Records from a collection
::::::::

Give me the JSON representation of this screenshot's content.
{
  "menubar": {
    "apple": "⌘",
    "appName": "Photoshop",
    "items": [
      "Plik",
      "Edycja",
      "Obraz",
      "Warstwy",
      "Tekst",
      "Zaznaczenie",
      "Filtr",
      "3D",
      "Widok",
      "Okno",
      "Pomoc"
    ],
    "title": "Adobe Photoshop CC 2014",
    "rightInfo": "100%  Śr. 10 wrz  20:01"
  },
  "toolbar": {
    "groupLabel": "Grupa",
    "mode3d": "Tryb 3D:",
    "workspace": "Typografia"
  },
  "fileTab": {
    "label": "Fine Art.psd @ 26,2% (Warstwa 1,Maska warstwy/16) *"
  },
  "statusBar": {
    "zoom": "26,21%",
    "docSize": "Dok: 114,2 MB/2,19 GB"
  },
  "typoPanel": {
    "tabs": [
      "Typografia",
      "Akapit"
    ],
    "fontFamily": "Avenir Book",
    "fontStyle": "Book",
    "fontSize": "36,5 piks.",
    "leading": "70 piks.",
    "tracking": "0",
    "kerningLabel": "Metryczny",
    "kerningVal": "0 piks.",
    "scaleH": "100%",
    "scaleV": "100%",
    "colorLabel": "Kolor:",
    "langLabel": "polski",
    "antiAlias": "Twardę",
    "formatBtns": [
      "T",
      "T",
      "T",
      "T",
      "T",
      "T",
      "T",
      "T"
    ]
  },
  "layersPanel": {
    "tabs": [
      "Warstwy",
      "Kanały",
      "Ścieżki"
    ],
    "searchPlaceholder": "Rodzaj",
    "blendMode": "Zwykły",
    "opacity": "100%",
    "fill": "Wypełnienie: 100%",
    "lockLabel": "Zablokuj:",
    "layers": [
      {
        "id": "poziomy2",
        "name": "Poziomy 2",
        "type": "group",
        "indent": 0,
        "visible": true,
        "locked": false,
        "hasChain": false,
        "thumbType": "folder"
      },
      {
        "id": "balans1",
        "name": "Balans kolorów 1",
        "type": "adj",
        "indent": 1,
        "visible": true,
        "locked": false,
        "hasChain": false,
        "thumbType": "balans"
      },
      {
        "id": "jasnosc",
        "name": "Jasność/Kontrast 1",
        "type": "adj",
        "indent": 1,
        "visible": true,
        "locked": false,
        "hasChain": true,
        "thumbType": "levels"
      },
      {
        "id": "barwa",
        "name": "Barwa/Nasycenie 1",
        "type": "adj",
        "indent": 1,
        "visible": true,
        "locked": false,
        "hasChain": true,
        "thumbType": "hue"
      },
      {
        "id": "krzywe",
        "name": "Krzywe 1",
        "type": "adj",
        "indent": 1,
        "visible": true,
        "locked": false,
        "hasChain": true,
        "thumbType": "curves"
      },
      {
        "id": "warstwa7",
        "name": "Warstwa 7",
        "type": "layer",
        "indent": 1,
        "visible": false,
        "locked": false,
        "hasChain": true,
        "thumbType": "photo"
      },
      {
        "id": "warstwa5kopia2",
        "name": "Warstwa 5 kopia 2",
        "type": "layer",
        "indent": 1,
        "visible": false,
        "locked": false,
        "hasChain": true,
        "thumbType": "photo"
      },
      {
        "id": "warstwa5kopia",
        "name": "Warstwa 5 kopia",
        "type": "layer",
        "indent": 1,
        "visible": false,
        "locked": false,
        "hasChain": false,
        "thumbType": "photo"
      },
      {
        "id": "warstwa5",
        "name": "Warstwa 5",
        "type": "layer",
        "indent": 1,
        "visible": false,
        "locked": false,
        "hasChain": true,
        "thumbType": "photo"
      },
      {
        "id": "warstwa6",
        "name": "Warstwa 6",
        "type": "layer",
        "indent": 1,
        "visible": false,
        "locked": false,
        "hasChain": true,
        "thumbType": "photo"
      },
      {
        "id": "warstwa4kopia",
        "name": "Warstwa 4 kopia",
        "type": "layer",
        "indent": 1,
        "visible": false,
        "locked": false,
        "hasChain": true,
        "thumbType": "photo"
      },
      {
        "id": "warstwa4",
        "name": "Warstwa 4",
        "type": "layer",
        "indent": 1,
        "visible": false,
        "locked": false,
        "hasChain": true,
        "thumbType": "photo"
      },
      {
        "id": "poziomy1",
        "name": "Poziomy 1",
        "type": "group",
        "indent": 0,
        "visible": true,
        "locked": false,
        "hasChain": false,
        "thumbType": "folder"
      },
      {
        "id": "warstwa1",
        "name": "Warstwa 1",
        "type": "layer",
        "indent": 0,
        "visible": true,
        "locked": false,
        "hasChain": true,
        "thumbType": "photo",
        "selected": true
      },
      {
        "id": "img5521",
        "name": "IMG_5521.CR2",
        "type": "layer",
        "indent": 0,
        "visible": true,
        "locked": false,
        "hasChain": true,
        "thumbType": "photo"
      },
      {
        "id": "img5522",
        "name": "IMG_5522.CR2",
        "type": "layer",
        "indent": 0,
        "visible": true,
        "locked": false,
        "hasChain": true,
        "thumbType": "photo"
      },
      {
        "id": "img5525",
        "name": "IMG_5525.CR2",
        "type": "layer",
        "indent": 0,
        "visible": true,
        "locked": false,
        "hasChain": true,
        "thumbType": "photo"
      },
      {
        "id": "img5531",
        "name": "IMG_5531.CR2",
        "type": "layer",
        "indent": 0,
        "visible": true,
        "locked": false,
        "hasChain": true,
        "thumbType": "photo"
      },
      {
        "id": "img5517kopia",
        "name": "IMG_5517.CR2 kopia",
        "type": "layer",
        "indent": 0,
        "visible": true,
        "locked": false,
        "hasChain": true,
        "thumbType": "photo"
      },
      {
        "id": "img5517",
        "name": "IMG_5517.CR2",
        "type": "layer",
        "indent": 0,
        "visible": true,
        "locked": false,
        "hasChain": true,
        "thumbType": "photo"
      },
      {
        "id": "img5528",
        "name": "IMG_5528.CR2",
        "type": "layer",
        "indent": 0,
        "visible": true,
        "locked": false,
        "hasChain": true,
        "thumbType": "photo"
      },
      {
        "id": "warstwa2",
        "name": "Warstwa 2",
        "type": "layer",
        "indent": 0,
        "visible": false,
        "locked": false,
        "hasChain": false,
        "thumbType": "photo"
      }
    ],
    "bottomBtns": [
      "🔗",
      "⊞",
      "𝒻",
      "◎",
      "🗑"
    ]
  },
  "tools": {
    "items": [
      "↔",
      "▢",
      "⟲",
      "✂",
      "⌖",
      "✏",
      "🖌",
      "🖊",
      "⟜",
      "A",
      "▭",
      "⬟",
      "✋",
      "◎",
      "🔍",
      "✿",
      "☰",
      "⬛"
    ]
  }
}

::::::::

What is asked -
Repeat every line of the records above exactly.

Task response -
Give me the JSON representation of this screenshot's content.
{
  "menubar": {
    "apple": "⌘",
    "appName": "Photoshop",
    "items": [
      "Plik",
      "Edycja",
      "Obraz",
      "Warstwy",
      "Tekst",
      "Zaznaczenie",
      "Filtr",
      "3D",
      "Widok",
      "Okno",
      "Pomoc"
    ],
    "title": "Adobe Photoshop CC 2014",
    "rightInfo": "100%  Śr. 10 wrz  20:01"
  },
  "toolbar": {
    "groupLabel": "Grupa",
    "mode3d": "Tryb 3D:",
    "workspace": "Typografia"
  },
  "fileTab": {
    "label": "Fine Art.psd @ 26,2% (Warstwa 1,Maska warstwy/16) *"
  },
  "statusBar": {
    "zoom": "26,21%",
    "docSize": "Dok: 114,2 MB/2,19 GB"
  },
  "typoPanel": {
    "tabs": [
      "Typografia",
      "Akapit"
    ],
    "fontFamily": "Avenir Book",
    "fontStyle": "Book",
    "fontSize": "36,5 piks.",
    "leading": "70 piks.",
    "tracking": "0",
    "kerningLabel": "Metryczny",
    "kerningVal": "0 piks.",
    "scaleH": "100%",
    "scaleV": "100%",
    "colorLabel": "Kolor:",
    "langLabel": "polski",
    "antiAlias": "Twardę",
    "formatBtns": [
      "T",
      "T",
      "T",
      "T",
      "T",
      "T",
      "T",
      "T"
    ]
  },
  "layersPanel": {
    "tabs": [
      "Warstwy",
      "Kanały",
      "Ścieżki"
    ],
    "searchPlaceholder": "Rodzaj",
    "blendMode": "Zwykły",
    "opacity": "100%",
    "fill": "Wypełnienie: 100%",
    "lockLabel": "Zablokuj:",
    "layers": [
      {
        "id": "poziomy2",
        "name": "Poziomy 2",
        "type": "group",
        "indent": 0,
        "visible": true,
        "locked": false,
        "hasChain": false,
        "thumbType": "folder"
      },
      {
        "id": "balans1",
        "name": "Balans kolorów 1",
        "type": "adj",
        "indent": 1,
        "visible": true,
        "locked": false,
        "hasChain": false,
        "thumbType": "balans"
      },
      {
        "id": "jasnosc",
        "name": "Jasność/Kontrast 1",
        "type": "adj",
        "indent": 1,
        "visible": true,
        "locked": false,
        "hasChain": true,
        "thumbType": "levels"
      },
      {
        "id": "barwa",
        "name": "Barwa/Nasycenie 1",
        "type": "adj",
        "indent": 1,
        "visible": true,
        "locked": false,
        "hasChain": true,
        "thumbType": "hue"
      },
      {
        "id": "krzywe",
        "name": "Krzywe 1",
        "type": "adj",
        "indent": 1,
        "visible": true,
        "locked": false,
        "hasChain": true,
        "thumbType": "curves"
      },
      {
        "id": "warstwa7",
        "name": "Warstwa 7",
        "type": "layer",
        "indent": 1,
        "visible": false,
        "locked": false,
        "hasChain": true,
        "thumbType": "photo"
      },
      {
        "id": "warstwa5kopia2",
        "name": "Warstwa 5 kopia 2",
        "type": "layer",
        "indent": 1,
        "visible": false,
        "locked": false,
        "hasChain": true,
        "thumbType": "photo"
      },
      {
        "id": "warstwa5kopia",
        "name": "Warstwa 5 kopia",
        "type": "layer",
        "indent": 1,
        "visible": false,
        "locked": false,
        "hasChain": false,
        "thumbType": "photo"
      },
      {
        "id": "warstwa5",
        "name": "Warstwa 5",
        "type": "layer",
        "indent": 1,
        "visible": false,
        "locked": false,
        "hasChain": true,
        "thumbType": "photo"
      },
      {
        "id": "warstwa6",
        "name": "Warstwa 6",
        "type": "layer",
        "indent": 1,
        "visible": false,
        "locked": false,
        "hasChain": true,
        "thumbType": "photo"
      },
      {
        "id": "warstwa4kopia",
        "name": "Warstwa 4 kopia",
        "type": "layer",
        "indent": 1,
        "visible": false,
        "locked": false,
        "hasChain": true,
        "thumbType": "photo"
      },
      {
        "id": "warstwa4",
        "name": "Warstwa 4",
        "type": "layer",
        "indent": 1,
        "visible": false,
        "locked": false,
        "hasChain": true,
        "thumbType": "photo"
      },
      {
        "id": "poziomy1",
        "name": "Poziomy 1",
        "type": "group",
        "indent": 0,
        "visible": true,
        "locked": false,
        "hasChain": false,
        "thumbType": "folder"
      },
      {
        "id": "warstwa1",
        "name": "Warstwa 1",
        "type": "layer",
        "indent": 0,
        "visible": true,
        "locked": false,
        "hasChain": true,
        "thumbType": "photo",
        "selected": true
      },
      {
        "id": "img5521",
        "name": "IMG_5521.CR2",
        "type": "layer",
        "indent": 0,
        "visible": true,
        "locked": false,
        "hasChain": true,
        "thumbType": "photo"
      },
      {
        "id": "img5522",
        "name": "IMG_5522.CR2",
        "type": "layer",
        "indent": 0,
        "visible": true,
        "locked": false,
        "hasChain": true,
        "thumbType": "photo"
      },
      {
        "id": "img5525",
        "name": "IMG_5525.CR2",
        "type": "layer",
        "indent": 0,
        "visible": true,
        "locked": false,
        "hasChain": true,
        "thumbType": "photo"
      },
      {
        "id": "img5531",
        "name": "IMG_5531.CR2",
        "type": "layer",
        "indent": 0,
        "visible": true,
        "locked": false,
        "hasChain": true,
        "thumbType": "photo"
      },
      {
        "id": "img5517kopia",
        "name": "IMG_5517.CR2 kopia",
        "type": "layer",
        "indent": 0,
        "visible": true,
        "locked": false,
        "hasChain": true,
        "thumbType": "photo"
      },
      {
        "id": "img5517",
        "name": "IMG_5517.CR2",
        "type": "layer",
        "indent": 0,
        "visible": true,
        "locked": false,
        "hasChain": true,
        "thumbType": "photo"
      },
      {
        "id": "img5528",
        "name": "IMG_5528.CR2",
        "type": "layer",
        "indent": 0,
        "visible": true,
        "locked": false,
        "hasChain": true,
        "thumbType": "photo"
      },
      {
        "id": "warstwa2",
        "name": "Warstwa 2",
        "type": "layer",
        "indent": 0,
        "visible": false,
        "locked": false,
        "hasChain": false,
        "thumbType": "photo"
      }
    ],
    "bottomBtns": [
      "🔗",
      "⊞",
      "𝒻",
      "◎",
      "🗑"
    ]
  },
  "tools": {
    "items": [
      "↔",
      "▢",
      "⟲",
      "✂",
      "⌖",
      "✏",
      "🖌",
      "🖊",
      "⟜",
      "A",
      "▭",
      "⬟",
      "✋",
      "◎",
      "🔍",
      "✿",
      "☰",
      "⬛"
    ]
  }
}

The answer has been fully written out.